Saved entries
[Start]

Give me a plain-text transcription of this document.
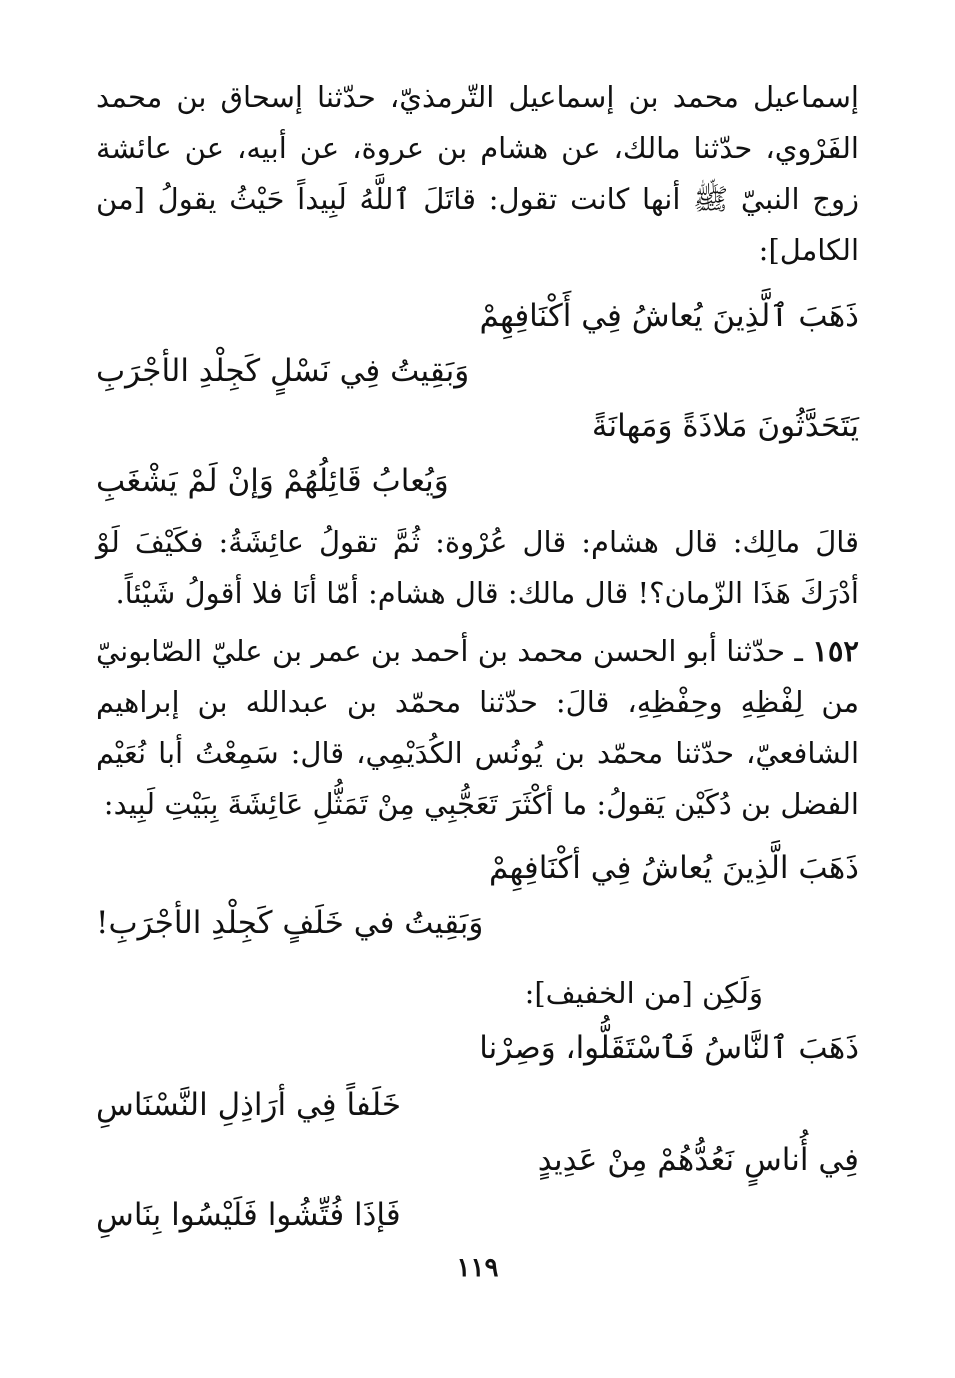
إسماعيل محمد بن إسماعيل التّرمذيّ، حدّثنا إسحاق بن محمد الفَرْوي، حدّثنا مالك، عن هشام بن عروة، عن أبيه، عن عائشة زوج النبيّ ﷺ أنها كانت تقول: قاتَلَ ٱللَّهُ لَبِيداً حَيْثُ يقولُ [من الكامل]:

ذَهَبَ ٱلَّذِينَ يُعاشُ فِي أَكْنَافِهِمْ
وَبَقِيتُ فِي نَسْلٍ كَجِلْدِ الأجْرَبِ
يَتَحَدَّثُونَ مَلاذَةً وَمَهانَةً
وَيُعابُ قَائِلُهُمْ وَإنْ لَمْ يَشْغَبِ

قالَ مالِك: قال هشام: قال عُرْوة: ثُمَّ تقولُ عائِشَةُ: فكَيْفَ لَوْ أدْرَكَ هَذَا الزّمان؟! قال مالك: قال هشام: أمّا أنَا فلا أقولُ شَيْئاً.

١٥٢ ـ حدّثنا أبو الحسن محمد بن أحمد بن عمر بن عليّ الصّابونيّ من لِفْظِهِ وحِفْظِهِ، قالَ: حدّثنا محمّد بن عبدالله بن إبراهيم الشافعيّ، حدّثنا محمّد بن يُونُس الكُدَيْمِي، قال: سَمِعْتُ أبا نُعَيْم الفضل بن دُكَيْن يَقولُ: ما أكْثَرَ تَعَجُّبِي مِنْ تَمَثُّلِ عَائِشَةَ بِبَيْتِ لَبِيد:

ذَهَبَ الَّذِينَ يُعاشُ فِي أكْنَافِهِمْ
وَبَقِيتُ في خَلَفٍ كَجِلْدِ الأجْرَبِ!

وَلَكِن [من الخفيف]:

ذَهَبَ ٱلنَّاسُ فَٱسْتَقَلُّوا، وَصِرْنا
خَلَفاً فِي أرَاذِلِ النَّسْنَاسِ
فِي أُناسٍ نَعُدُّهُمْ مِنْ عَدِيدٍ
فَإذَا فُتِّشُوا فَلَيْسُوا بِنَاسِ
١١٩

[End]

* _PROBLEM STATEMENT_: Your task is to copy the entries in full and exactly, without any images.

* _RESULT OF THIS TASK_:
Give me a plain-text transcription of this document.
إسماعيل محمد بن إسماعيل التّرمذيّ، حدّثنا إسحاق بن محمد الفَرْوي، حدّثنا مالك، عن هشام بن عروة، عن أبيه، عن عائشة زوج النبيّ ﷺ أنها كانت تقول: قاتَلَ ٱللَّهُ لَبِيداً حَيْثُ يقولُ [من الكامل]:

ذَهَبَ ٱلَّذِينَ يُعاشُ فِي أَكْنَافِهِمْ
وَبَقِيتُ فِي نَسْلٍ كَجِلْدِ الأجْرَبِ
يَتَحَدَّثُونَ مَلاذَةً وَمَهانَةً
وَيُعابُ قَائِلُهُمْ وَإنْ لَمْ يَشْغَبِ

قالَ مالِك: قال هشام: قال عُرْوة: ثُمَّ تقولُ عائِشَةُ: فكَيْفَ لَوْ أدْرَكَ هَذَا الزّمان؟! قال مالك: قال هشام: أمّا أنَا فلا أقولُ شَيْئاً.

١٥٢ ـ حدّثنا أبو الحسن محمد بن أحمد بن عمر بن عليّ الصّابونيّ من لِفْظِهِ وحِفْظِهِ، قالَ: حدّثنا محمّد بن عبدالله بن إبراهيم الشافعيّ، حدّثنا محمّد بن يُونُس الكُدَيْمِي، قال: سَمِعْتُ أبا نُعَيْم الفضل بن دُكَيْن يَقولُ: ما أكْثَرَ تَعَجُّبِي مِنْ تَمَثُّلِ عَائِشَةَ بِبَيْتِ لَبِيد:

ذَهَبَ الَّذِينَ يُعاشُ فِي أكْنَافِهِمْ
وَبَقِيتُ في خَلَفٍ كَجِلْدِ الأجْرَبِ!

وَلَكِن [من الخفيف]:

ذَهَبَ ٱلنَّاسُ فَٱسْتَقَلُّوا، وَصِرْنا
خَلَفاً فِي أرَاذِلِ النَّسْنَاسِ
فِي أُناسٍ نَعُدُّهُمْ مِنْ عَدِيدٍ
فَإذَا فُتِّشُوا فَلَيْسُوا بِنَاسِ
١١٩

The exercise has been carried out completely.